GOAL: Please copy out all of the material below word for word, leaving out the pictures.

INPUT ROWS:
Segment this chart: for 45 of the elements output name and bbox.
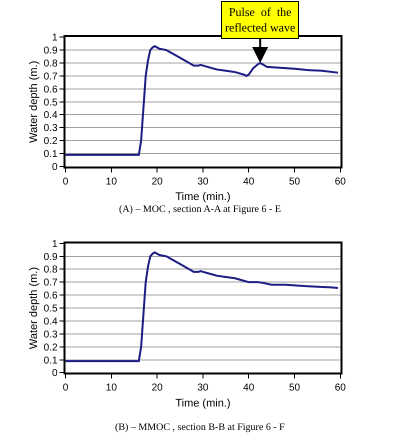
y-axis-title: Water depth (m.) — [28, 266, 40, 350]
x-tick-label: 0 — [62, 382, 69, 394]
y-tick-label: 0.8 — [44, 264, 58, 276]
y-tick-label: 0.1 — [44, 355, 58, 366]
x-tick-label: 50 — [288, 176, 301, 188]
x-tick-label: 0 — [62, 176, 69, 188]
y-tick-label: 0.4 — [44, 110, 58, 122]
y-tick-label: 0.2 — [44, 342, 58, 354]
text: (A) – MOC , section A-A at Figure 6 - E — [119, 204, 281, 215]
y-tick-label: 0 — [52, 162, 58, 173]
x-tick-label: 10 — [106, 176, 118, 188]
x-tick-label: 30 — [197, 176, 209, 188]
y-tick-label: 0.3 — [44, 329, 58, 340]
y-tick-label: 1 — [52, 238, 58, 250]
x-tick-label: 40 — [243, 382, 255, 394]
x-axis-title: Time (min.) — [175, 191, 231, 204]
x-tick-label: 30 — [197, 382, 209, 394]
y-tick-label: 0.7 — [44, 71, 58, 82]
y-axis-title: Water depth (m.) — [28, 60, 40, 143]
y-tick-label: 0.5 — [44, 304, 58, 315]
y-tick-label: 0.3 — [44, 123, 58, 134]
x-tick-label: 60 — [334, 382, 346, 394]
x-tick-label: 60 — [334, 176, 346, 188]
x-tick-label: 10 — [106, 382, 118, 394]
y-tick-label: 0.9 — [44, 46, 58, 57]
y-tick-label: 0.9 — [44, 252, 58, 263]
y-tick-label: 0.6 — [44, 84, 58, 96]
y-tick-label: 0.2 — [44, 136, 58, 148]
x-tick-label: 20 — [152, 176, 164, 188]
y-tick-label: 1 — [52, 32, 58, 44]
line-series — [66, 251, 340, 362]
x-tick-label: 40 — [243, 176, 255, 188]
y-tick-label: 0 — [52, 368, 58, 380]
y-tick-label: 0.1 — [44, 149, 58, 160]
line-series — [66, 45, 340, 156]
annotation: Pulse of the reflected wave — [225, 5, 296, 35]
x-axis-title: Time (min.) — [175, 397, 231, 410]
y-tick-label: 0.7 — [44, 278, 58, 289]
y-tick-label: 0.6 — [44, 290, 58, 302]
x-tick-label: 50 — [288, 382, 301, 394]
y-tick-label: 0.8 — [44, 58, 58, 70]
text: (B) – MMOC , section B-B at Figure 6 - F — [115, 422, 286, 433]
y-tick-label: 0.5 — [44, 97, 58, 108]
x-tick-label: 20 — [152, 382, 164, 394]
y-tick-label: 0.4 — [44, 316, 58, 328]
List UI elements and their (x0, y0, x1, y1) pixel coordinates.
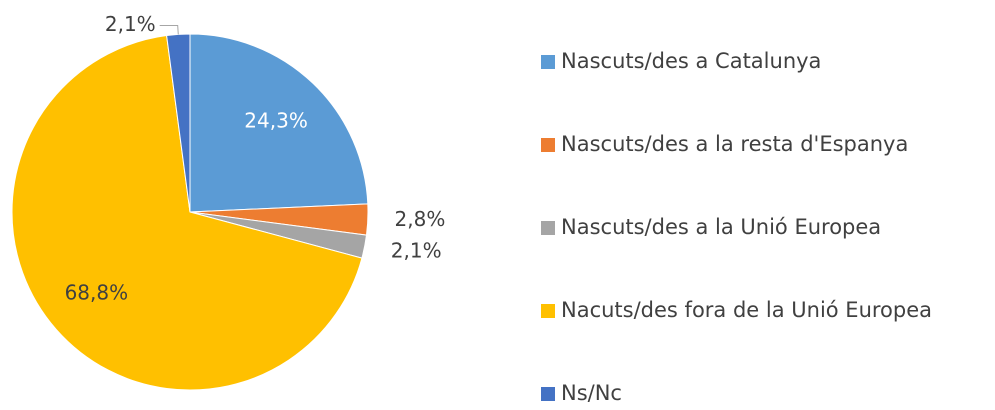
data-label: 2,8% (395, 207, 446, 231)
pie-slice (166, 33, 191, 213)
legend-label: Nascuts/des a Catalunya (561, 49, 821, 73)
legend-label: Nacuts/des fora de la Unió Europea (561, 298, 932, 322)
data-label: 68,8% (65, 281, 129, 305)
legend-swatch (541, 55, 555, 69)
legend-label: Ns/Nc (561, 381, 622, 405)
legend-swatch (541, 387, 555, 401)
leader-line (159, 25, 179, 35)
legend-swatch (541, 138, 555, 152)
legend-swatch (541, 304, 555, 318)
pie-slice (11, 34, 363, 391)
legend-label: Nascuts/des a la Unió Europea (561, 215, 881, 239)
legend-label: Nascuts/des a la resta d'Espanya (561, 132, 908, 156)
data-label: 2,1% (105, 12, 156, 36)
pie-slice (189, 33, 369, 213)
legend-swatch (541, 221, 555, 235)
data-label: 24,3% (244, 108, 308, 132)
data-label: 2,1% (391, 238, 442, 262)
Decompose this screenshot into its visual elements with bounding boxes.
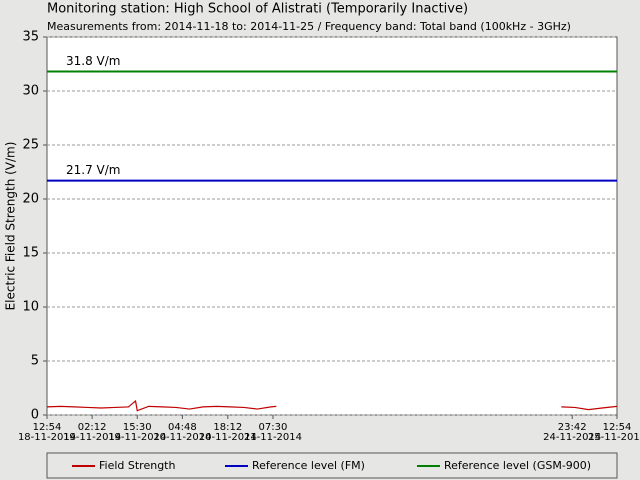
x-tick-label: 18:12 20-11-2014 (198, 422, 257, 443)
x-tick-label: 12:54 18-11-2014 (17, 422, 77, 443)
y-tick-label: 35 (22, 30, 39, 45)
y-axis-label: Electric Field Strength (V/m) (4, 142, 18, 311)
y-tick-label: 30 (22, 84, 39, 99)
x-tick-label: 12:54 25-11-2014 (587, 422, 640, 443)
x-tick-label: 07:30 21-11-2014 (243, 422, 303, 443)
chart-title: Monitoring station: High School of Alist… (47, 2, 468, 17)
y-tick-label: 0 (31, 408, 39, 423)
reference-label: 21.7 V/m (66, 163, 120, 177)
x-tick-label: 02:12 19-11-2014 (63, 422, 122, 443)
legend-label: Field Strength (99, 459, 175, 472)
x-tick-label: 15:30 19-11-2014 (108, 422, 167, 443)
legend-label: Reference level (GSM-900) (444, 459, 591, 472)
plot-area (46, 36, 618, 416)
reference-label: 31.8 V/m (66, 54, 120, 68)
chart-subtitle: Measurements from: 2014-11-18 to: 2014-1… (47, 20, 571, 33)
y-tick-label: 5 (31, 354, 39, 369)
legend-label: Reference level (FM) (252, 459, 365, 472)
y-tick-label: 20 (22, 192, 39, 207)
y-tick-label: 10 (22, 300, 39, 315)
y-tick-label: 25 (22, 138, 39, 153)
legend-box (46, 452, 618, 479)
data-line (46, 399, 618, 412)
x-tick-label: 23:42 24-11-2014 (543, 422, 602, 443)
x-tick-label: 04:48 20-11-2014 (153, 422, 212, 443)
y-tick-label: 15 (22, 246, 39, 261)
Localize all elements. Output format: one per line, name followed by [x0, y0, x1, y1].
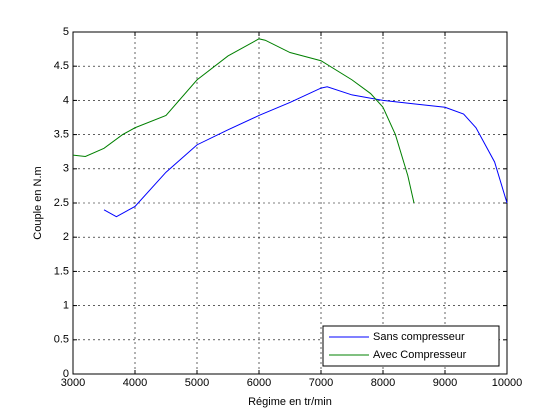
- y-tick-label: 1.5: [54, 265, 69, 277]
- y-tick-label: 3.5: [54, 129, 69, 141]
- legend: Sans compresseur Avec Compresseur: [322, 325, 500, 367]
- y-tick-label: 4.5: [54, 60, 69, 72]
- y-tick-label: 1: [63, 300, 69, 312]
- data-line: [103, 86, 508, 218]
- x-tick-label: 4000: [123, 377, 147, 389]
- x-tick-label: 8000: [371, 377, 395, 389]
- legend-label: Sans compresseur: [373, 331, 465, 343]
- y-tick-label: 2: [63, 231, 69, 243]
- y-tick-label: 0.5: [54, 334, 69, 346]
- y-tick-label: 5: [63, 26, 69, 38]
- y-tick-label: 0: [63, 368, 69, 380]
- y-tick-label: 4: [63, 94, 69, 106]
- y-tick-label: 2.5: [54, 197, 69, 209]
- x-tick-label: 5000: [185, 377, 209, 389]
- x-tick-label: 7000: [309, 377, 333, 389]
- x-tick-label: 10000: [492, 377, 523, 389]
- y-axis-label: Couple en N.m: [32, 166, 44, 239]
- data-line: [72, 38, 415, 204]
- x-tick-label: 9000: [433, 377, 457, 389]
- x-axis-label: Régime en tr/min: [248, 396, 332, 408]
- x-tick-label: 6000: [247, 377, 271, 389]
- legend-box: [322, 325, 500, 367]
- x-tick-label: 3000: [61, 377, 85, 389]
- legend-label: Avec Compresseur: [373, 349, 467, 361]
- y-tick-label: 3: [63, 163, 69, 175]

SOLUTION TO THIS TASK:
Segment this chart: for 45 of the elements output name and bbox.
y-axis-title: Water depth (m.) — [28, 266, 40, 350]
x-tick-label: 0 — [62, 382, 69, 394]
y-tick-label: 0.8 — [44, 264, 58, 276]
y-tick-label: 0.1 — [44, 355, 58, 366]
x-tick-label: 50 — [288, 176, 301, 188]
x-tick-label: 0 — [62, 176, 69, 188]
y-tick-label: 0.4 — [44, 110, 58, 122]
y-tick-label: 0.2 — [44, 342, 58, 354]
text: (A) – MOC , section A-A at Figure 6 - E — [119, 204, 281, 215]
y-tick-label: 0 — [52, 162, 58, 173]
x-tick-label: 10 — [106, 176, 118, 188]
x-tick-label: 30 — [197, 176, 209, 188]
y-tick-label: 0.3 — [44, 329, 58, 340]
y-tick-label: 1 — [52, 238, 58, 250]
x-tick-label: 40 — [243, 382, 255, 394]
x-axis-title: Time (min.) — [175, 191, 231, 204]
x-tick-label: 30 — [197, 382, 209, 394]
y-tick-label: 0.7 — [44, 71, 58, 82]
y-axis-title: Water depth (m.) — [28, 60, 40, 143]
y-tick-label: 0.5 — [44, 304, 58, 315]
y-tick-label: 0.3 — [44, 123, 58, 134]
x-tick-label: 60 — [334, 382, 346, 394]
x-tick-label: 60 — [334, 176, 346, 188]
x-tick-label: 10 — [106, 382, 118, 394]
y-tick-label: 0.9 — [44, 46, 58, 57]
y-tick-label: 0.9 — [44, 252, 58, 263]
y-tick-label: 0.6 — [44, 84, 58, 96]
y-tick-label: 0.2 — [44, 136, 58, 148]
x-tick-label: 20 — [152, 176, 164, 188]
y-tick-label: 1 — [52, 32, 58, 44]
line-series — [66, 251, 340, 362]
x-tick-label: 40 — [243, 176, 255, 188]
y-tick-label: 0 — [52, 368, 58, 380]
y-tick-label: 0.1 — [44, 149, 58, 160]
line-series — [66, 45, 340, 156]
annotation: Pulse of the reflected wave — [225, 5, 296, 35]
x-axis-title: Time (min.) — [175, 397, 231, 410]
y-tick-label: 0.7 — [44, 278, 58, 289]
y-tick-label: 0.6 — [44, 290, 58, 302]
x-tick-label: 50 — [288, 382, 301, 394]
y-tick-label: 0.8 — [44, 58, 58, 70]
text: (B) – MMOC , section B-B at Figure 6 - F — [115, 422, 286, 433]
y-tick-label: 0.5 — [44, 97, 58, 108]
x-tick-label: 20 — [152, 382, 164, 394]
y-tick-label: 0.4 — [44, 316, 58, 328]
List UI elements and their (x0, y0, x1, y1) pixel coordinates.
data-label: 2,8% (395, 207, 446, 231)
pie-slice (166, 33, 191, 213)
legend-label: Nascuts/des a Catalunya (561, 49, 821, 73)
legend-label: Nacuts/des fora de la Unió Europea (561, 298, 932, 322)
data-label: 68,8% (65, 281, 129, 305)
legend-swatch (541, 55, 555, 69)
legend-label: Ns/Nc (561, 381, 622, 405)
legend-swatch (541, 387, 555, 401)
leader-line (159, 25, 179, 35)
legend-swatch (541, 138, 555, 152)
legend-swatch (541, 304, 555, 318)
pie-slice (11, 34, 363, 391)
legend-label: Nascuts/des a la Unió Europea (561, 215, 881, 239)
legend-label: Nascuts/des a la resta d'Espanya (561, 132, 908, 156)
data-label: 2,1% (105, 12, 156, 36)
pie-slice (189, 33, 369, 213)
legend-swatch (541, 221, 555, 235)
data-label: 24,3% (244, 108, 308, 132)
data-label: 2,1% (391, 238, 442, 262)
Decompose this screenshot into its visual elements with bounding boxes.
x-tick-label: 18:12 20-11-2014 (198, 422, 257, 443)
x-tick-label: 12:54 18-11-2014 (17, 422, 77, 443)
y-tick-label: 35 (22, 30, 39, 45)
y-axis-label: Electric Field Strength (V/m) (4, 142, 18, 311)
y-tick-label: 30 (22, 84, 39, 99)
x-tick-label: 12:54 25-11-2014 (587, 422, 640, 443)
x-tick-label: 07:30 21-11-2014 (243, 422, 303, 443)
chart-title: Monitoring station: High School of Alist… (47, 2, 468, 17)
y-tick-label: 0 (31, 408, 39, 423)
reference-label: 21.7 V/m (66, 163, 120, 177)
x-tick-label: 02:12 19-11-2014 (63, 422, 122, 443)
legend-label: Field Strength (99, 459, 175, 472)
x-tick-label: 15:30 19-11-2014 (108, 422, 167, 443)
legend-label: Reference level (GSM-900) (444, 459, 591, 472)
plot-area (46, 36, 618, 416)
reference-label: 31.8 V/m (66, 54, 120, 68)
chart-subtitle: Measurements from: 2014-11-18 to: 2014-1… (47, 20, 571, 33)
y-tick-label: 5 (31, 354, 39, 369)
legend-label: Reference level (FM) (252, 459, 365, 472)
y-tick-label: 20 (22, 192, 39, 207)
y-tick-label: 10 (22, 300, 39, 315)
y-tick-label: 25 (22, 138, 39, 153)
legend-box (46, 452, 618, 479)
data-line (46, 399, 618, 412)
x-tick-label: 23:42 24-11-2014 (543, 422, 602, 443)
x-tick-label: 04:48 20-11-2014 (153, 422, 212, 443)
y-tick-label: 15 (22, 246, 39, 261)
Localize all elements. Output format: one per line, name followed by [x0, y0, x1, y1].
- y-tick-label: 1.5: [54, 265, 69, 277]
- y-tick-label: 3.5: [54, 129, 69, 141]
- legend: Sans compresseur Avec Compresseur: [322, 325, 500, 367]
- y-tick-label: 4.5: [54, 60, 69, 72]
- y-tick-label: 1: [63, 300, 69, 312]
- data-line: [103, 86, 508, 218]
- x-tick-label: 4000: [123, 377, 147, 389]
- x-tick-label: 8000: [371, 377, 395, 389]
- legend-label: Sans compresseur: [373, 331, 465, 343]
- y-tick-label: 2: [63, 231, 69, 243]
- y-tick-label: 0.5: [54, 334, 69, 346]
- y-tick-label: 5: [63, 26, 69, 38]
- y-tick-label: 0: [63, 368, 69, 380]
- y-tick-label: 4: [63, 94, 69, 106]
- y-tick-label: 2.5: [54, 197, 69, 209]
- x-tick-label: 5000: [185, 377, 209, 389]
- x-tick-label: 7000: [309, 377, 333, 389]
- x-tick-label: 10000: [492, 377, 523, 389]
- y-axis-label: Couple en N.m: [32, 166, 44, 239]
- data-line: [72, 38, 415, 204]
- x-tick-label: 9000: [433, 377, 457, 389]
- x-axis-label: Régime en tr/min: [248, 396, 332, 408]
- x-tick-label: 6000: [247, 377, 271, 389]
- legend-box: [322, 325, 500, 367]
- x-tick-label: 3000: [61, 377, 85, 389]
- legend-label: Avec Compresseur: [373, 349, 467, 361]
- y-tick-label: 3: [63, 163, 69, 175]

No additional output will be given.